#### Aim:
Take the data that follows and retype it word for word.

** START OF Data for processing **

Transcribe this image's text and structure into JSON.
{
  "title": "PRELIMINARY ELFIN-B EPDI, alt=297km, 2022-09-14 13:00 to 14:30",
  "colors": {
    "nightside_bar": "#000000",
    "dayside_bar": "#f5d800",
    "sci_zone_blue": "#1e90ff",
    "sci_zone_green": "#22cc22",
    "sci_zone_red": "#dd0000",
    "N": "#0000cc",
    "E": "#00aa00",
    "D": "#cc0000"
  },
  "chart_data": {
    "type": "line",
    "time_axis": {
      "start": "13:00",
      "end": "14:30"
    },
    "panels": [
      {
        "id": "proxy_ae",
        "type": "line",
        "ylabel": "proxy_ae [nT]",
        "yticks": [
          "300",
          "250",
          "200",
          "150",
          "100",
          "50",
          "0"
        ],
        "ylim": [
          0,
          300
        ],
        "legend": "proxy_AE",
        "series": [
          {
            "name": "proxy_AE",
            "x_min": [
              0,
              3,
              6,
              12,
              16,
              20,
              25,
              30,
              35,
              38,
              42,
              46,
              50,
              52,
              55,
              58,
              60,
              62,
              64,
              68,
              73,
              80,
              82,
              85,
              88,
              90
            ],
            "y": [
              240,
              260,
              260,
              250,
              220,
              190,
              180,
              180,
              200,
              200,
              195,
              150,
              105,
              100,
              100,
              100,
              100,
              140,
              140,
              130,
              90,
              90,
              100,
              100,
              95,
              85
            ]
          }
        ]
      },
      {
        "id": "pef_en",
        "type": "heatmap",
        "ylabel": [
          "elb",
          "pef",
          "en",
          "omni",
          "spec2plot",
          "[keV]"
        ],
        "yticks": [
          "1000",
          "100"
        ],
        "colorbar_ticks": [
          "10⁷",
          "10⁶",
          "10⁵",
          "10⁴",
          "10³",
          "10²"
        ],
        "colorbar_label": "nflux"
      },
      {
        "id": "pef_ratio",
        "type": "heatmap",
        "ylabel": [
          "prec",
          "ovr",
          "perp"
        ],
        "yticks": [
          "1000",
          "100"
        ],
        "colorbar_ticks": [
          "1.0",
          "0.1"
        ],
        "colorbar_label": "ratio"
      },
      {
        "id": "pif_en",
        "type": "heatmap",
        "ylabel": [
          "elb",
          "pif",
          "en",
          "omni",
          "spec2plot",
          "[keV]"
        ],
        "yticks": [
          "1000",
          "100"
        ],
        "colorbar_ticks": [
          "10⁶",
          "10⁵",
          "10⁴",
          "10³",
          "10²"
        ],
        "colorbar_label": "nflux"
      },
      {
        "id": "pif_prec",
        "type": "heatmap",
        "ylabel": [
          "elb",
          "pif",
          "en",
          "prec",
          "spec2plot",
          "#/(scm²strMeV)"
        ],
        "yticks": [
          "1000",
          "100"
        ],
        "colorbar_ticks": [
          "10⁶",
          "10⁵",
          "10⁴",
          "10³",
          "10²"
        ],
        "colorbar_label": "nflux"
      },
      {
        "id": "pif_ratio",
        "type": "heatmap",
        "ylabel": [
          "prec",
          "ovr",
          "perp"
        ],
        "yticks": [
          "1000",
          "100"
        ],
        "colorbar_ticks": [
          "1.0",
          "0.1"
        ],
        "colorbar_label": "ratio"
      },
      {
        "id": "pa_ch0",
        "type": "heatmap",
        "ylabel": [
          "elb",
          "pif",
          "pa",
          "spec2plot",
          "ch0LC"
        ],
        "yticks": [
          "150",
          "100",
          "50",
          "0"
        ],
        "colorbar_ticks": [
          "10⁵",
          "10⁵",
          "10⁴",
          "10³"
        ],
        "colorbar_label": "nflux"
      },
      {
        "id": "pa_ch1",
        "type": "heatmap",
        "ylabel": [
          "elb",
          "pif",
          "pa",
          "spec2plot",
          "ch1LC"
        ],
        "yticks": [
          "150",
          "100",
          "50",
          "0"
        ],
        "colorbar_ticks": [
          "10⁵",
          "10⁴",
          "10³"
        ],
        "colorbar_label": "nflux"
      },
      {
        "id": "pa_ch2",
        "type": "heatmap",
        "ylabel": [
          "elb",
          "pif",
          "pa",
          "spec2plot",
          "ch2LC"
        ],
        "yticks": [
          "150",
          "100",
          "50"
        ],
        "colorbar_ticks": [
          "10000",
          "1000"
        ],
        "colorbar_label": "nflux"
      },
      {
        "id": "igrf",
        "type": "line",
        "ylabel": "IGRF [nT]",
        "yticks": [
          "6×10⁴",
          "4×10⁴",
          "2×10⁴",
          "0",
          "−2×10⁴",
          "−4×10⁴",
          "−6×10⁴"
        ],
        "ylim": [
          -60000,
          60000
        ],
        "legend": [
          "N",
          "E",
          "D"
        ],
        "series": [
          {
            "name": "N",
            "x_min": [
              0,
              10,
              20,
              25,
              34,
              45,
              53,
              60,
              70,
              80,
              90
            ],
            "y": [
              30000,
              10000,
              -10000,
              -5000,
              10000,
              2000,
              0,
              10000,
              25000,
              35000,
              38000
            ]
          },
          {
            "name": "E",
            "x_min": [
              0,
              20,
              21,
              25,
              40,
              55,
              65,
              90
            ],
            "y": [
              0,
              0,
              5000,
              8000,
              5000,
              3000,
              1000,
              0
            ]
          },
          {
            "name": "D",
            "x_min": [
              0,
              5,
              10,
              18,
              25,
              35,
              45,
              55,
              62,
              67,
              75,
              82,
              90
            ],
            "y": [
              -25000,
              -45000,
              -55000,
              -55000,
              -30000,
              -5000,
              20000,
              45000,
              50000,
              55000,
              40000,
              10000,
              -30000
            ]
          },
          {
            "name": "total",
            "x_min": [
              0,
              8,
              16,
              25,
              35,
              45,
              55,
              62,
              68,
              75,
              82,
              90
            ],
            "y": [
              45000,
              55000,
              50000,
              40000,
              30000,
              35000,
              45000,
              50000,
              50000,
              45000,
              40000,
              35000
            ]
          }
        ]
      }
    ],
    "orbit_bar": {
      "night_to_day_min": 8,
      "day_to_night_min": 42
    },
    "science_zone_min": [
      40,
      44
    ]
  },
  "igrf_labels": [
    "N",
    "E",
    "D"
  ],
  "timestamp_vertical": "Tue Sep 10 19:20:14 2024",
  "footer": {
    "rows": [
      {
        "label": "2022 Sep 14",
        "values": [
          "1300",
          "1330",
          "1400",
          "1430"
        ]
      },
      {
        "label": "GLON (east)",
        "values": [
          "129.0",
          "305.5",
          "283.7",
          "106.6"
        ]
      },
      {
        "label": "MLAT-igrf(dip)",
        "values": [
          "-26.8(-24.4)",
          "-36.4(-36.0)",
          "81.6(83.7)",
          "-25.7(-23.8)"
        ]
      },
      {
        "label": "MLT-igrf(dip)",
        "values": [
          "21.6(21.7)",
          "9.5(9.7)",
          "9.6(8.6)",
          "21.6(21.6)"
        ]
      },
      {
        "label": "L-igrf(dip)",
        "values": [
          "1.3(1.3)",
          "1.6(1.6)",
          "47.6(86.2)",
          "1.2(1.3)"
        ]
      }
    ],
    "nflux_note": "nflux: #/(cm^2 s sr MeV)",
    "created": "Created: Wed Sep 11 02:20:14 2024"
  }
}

** END OF Data for processing **

#### Full solution:
Transcribe this image's text and structure into JSON.
{
  "title": "PRELIMINARY ELFIN-B EPDI, alt=297km, 2022-09-14 13:00 to 14:30",
  "colors": {
    "nightside_bar": "#000000",
    "dayside_bar": "#f5d800",
    "sci_zone_blue": "#1e90ff",
    "sci_zone_green": "#22cc22",
    "sci_zone_red": "#dd0000",
    "N": "#0000cc",
    "E": "#00aa00",
    "D": "#cc0000"
  },
  "chart_data": {
    "type": "line",
    "time_axis": {
      "start": "13:00",
      "end": "14:30"
    },
    "panels": [
      {
        "id": "proxy_ae",
        "type": "line",
        "ylabel": "proxy_ae [nT]",
        "yticks": [
          "300",
          "250",
          "200",
          "150",
          "100",
          "50",
          "0"
        ],
        "ylim": [
          0,
          300
        ],
        "legend": "proxy_AE",
        "series": [
          {
            "name": "proxy_AE",
            "x_min": [
              0,
              3,
              6,
              12,
              16,
              20,
              25,
              30,
              35,
              38,
              42,
              46,
              50,
              52,
              55,
              58,
              60,
              62,
              64,
              68,
              73,
              80,
              82,
              85,
              88,
              90
            ],
            "y": [
              240,
              260,
              260,
              250,
              220,
              190,
              180,
              180,
              200,
              200,
              195,
              150,
              105,
              100,
              100,
              100,
              100,
              140,
              140,
              130,
              90,
              90,
              100,
              100,
              95,
              85
            ]
          }
        ]
      },
      {
        "id": "pef_en",
        "type": "heatmap",
        "ylabel": [
          "elb",
          "pef",
          "en",
          "omni",
          "spec2plot",
          "[keV]"
        ],
        "yticks": [
          "1000",
          "100"
        ],
        "colorbar_ticks": [
          "10⁷",
          "10⁶",
          "10⁵",
          "10⁴",
          "10³",
          "10²"
        ],
        "colorbar_label": "nflux"
      },
      {
        "id": "pef_ratio",
        "type": "heatmap",
        "ylabel": [
          "prec",
          "ovr",
          "perp"
        ],
        "yticks": [
          "1000",
          "100"
        ],
        "colorbar_ticks": [
          "1.0",
          "0.1"
        ],
        "colorbar_label": "ratio"
      },
      {
        "id": "pif_en",
        "type": "heatmap",
        "ylabel": [
          "elb",
          "pif",
          "en",
          "omni",
          "spec2plot",
          "[keV]"
        ],
        "yticks": [
          "1000",
          "100"
        ],
        "colorbar_ticks": [
          "10⁶",
          "10⁵",
          "10⁴",
          "10³",
          "10²"
        ],
        "colorbar_label": "nflux"
      },
      {
        "id": "pif_prec",
        "type": "heatmap",
        "ylabel": [
          "elb",
          "pif",
          "en",
          "prec",
          "spec2plot",
          "#/(scm²strMeV)"
        ],
        "yticks": [
          "1000",
          "100"
        ],
        "colorbar_ticks": [
          "10⁶",
          "10⁵",
          "10⁴",
          "10³",
          "10²"
        ],
        "colorbar_label": "nflux"
      },
      {
        "id": "pif_ratio",
        "type": "heatmap",
        "ylabel": [
          "prec",
          "ovr",
          "perp"
        ],
        "yticks": [
          "1000",
          "100"
        ],
        "colorbar_ticks": [
          "1.0",
          "0.1"
        ],
        "colorbar_label": "ratio"
      },
      {
        "id": "pa_ch0",
        "type": "heatmap",
        "ylabel": [
          "elb",
          "pif",
          "pa",
          "spec2plot",
          "ch0LC"
        ],
        "yticks": [
          "150",
          "100",
          "50",
          "0"
        ],
        "colorbar_ticks": [
          "10⁵",
          "10⁵",
          "10⁴",
          "10³"
        ],
        "colorbar_label": "nflux"
      },
      {
        "id": "pa_ch1",
        "type": "heatmap",
        "ylabel": [
          "elb",
          "pif",
          "pa",
          "spec2plot",
          "ch1LC"
        ],
        "yticks": [
          "150",
          "100",
          "50",
          "0"
        ],
        "colorbar_ticks": [
          "10⁵",
          "10⁴",
          "10³"
        ],
        "colorbar_label": "nflux"
      },
      {
        "id": "pa_ch2",
        "type": "heatmap",
        "ylabel": [
          "elb",
          "pif",
          "pa",
          "spec2plot",
          "ch2LC"
        ],
        "yticks": [
          "150",
          "100",
          "50"
        ],
        "colorbar_ticks": [
          "10000",
          "1000"
        ],
        "colorbar_label": "nflux"
      },
      {
        "id": "igrf",
        "type": "line",
        "ylabel": "IGRF [nT]",
        "yticks": [
          "6×10⁴",
          "4×10⁴",
          "2×10⁴",
          "0",
          "−2×10⁴",
          "−4×10⁴",
          "−6×10⁴"
        ],
        "ylim": [
          -60000,
          60000
        ],
        "legend": [
          "N",
          "E",
          "D"
        ],
        "series": [
          {
            "name": "N",
            "x_min": [
              0,
              10,
              20,
              25,
              34,
              45,
              53,
              60,
              70,
              80,
              90
            ],
            "y": [
              30000,
              10000,
              -10000,
              -5000,
              10000,
              2000,
              0,
              10000,
              25000,
              35000,
              38000
            ]
          },
          {
            "name": "E",
            "x_min": [
              0,
              20,
              21,
              25,
              40,
              55,
              65,
              90
            ],
            "y": [
              0,
              0,
              5000,
              8000,
              5000,
              3000,
              1000,
              0
            ]
          },
          {
            "name": "D",
            "x_min": [
              0,
              5,
              10,
              18,
              25,
              35,
              45,
              55,
              62,
              67,
              75,
              82,
              90
            ],
            "y": [
              -25000,
              -45000,
              -55000,
              -55000,
              -30000,
              -5000,
              20000,
              45000,
              50000,
              55000,
              40000,
              10000,
              -30000
            ]
          },
          {
            "name": "total",
            "x_min": [
              0,
              8,
              16,
              25,
              35,
              45,
              55,
              62,
              68,
              75,
              82,
              90
            ],
            "y": [
              45000,
              55000,
              50000,
              40000,
              30000,
              35000,
              45000,
              50000,
              50000,
              45000,
              40000,
              35000
            ]
          }
        ]
      }
    ],
    "orbit_bar": {
      "night_to_day_min": 8,
      "day_to_night_min": 42
    },
    "science_zone_min": [
      40,
      44
    ]
  },
  "igrf_labels": [
    "N",
    "E",
    "D"
  ],
  "timestamp_vertical": "Tue Sep 10 19:20:14 2024",
  "footer": {
    "rows": [
      {
        "label": "2022 Sep 14",
        "values": [
          "1300",
          "1330",
          "1400",
          "1430"
        ]
      },
      {
        "label": "GLON (east)",
        "values": [
          "129.0",
          "305.5",
          "283.7",
          "106.6"
        ]
      },
      {
        "label": "MLAT-igrf(dip)",
        "values": [
          "-26.8(-24.4)",
          "-36.4(-36.0)",
          "81.6(83.7)",
          "-25.7(-23.8)"
        ]
      },
      {
        "label": "MLT-igrf(dip)",
        "values": [
          "21.6(21.7)",
          "9.5(9.7)",
          "9.6(8.6)",
          "21.6(21.6)"
        ]
      },
      {
        "label": "L-igrf(dip)",
        "values": [
          "1.3(1.3)",
          "1.6(1.6)",
          "47.6(86.2)",
          "1.2(1.3)"
        ]
      }
    ],
    "nflux_note": "nflux: #/(cm^2 s sr MeV)",
    "created": "Created: Wed Sep 11 02:20:14 2024"
  }
}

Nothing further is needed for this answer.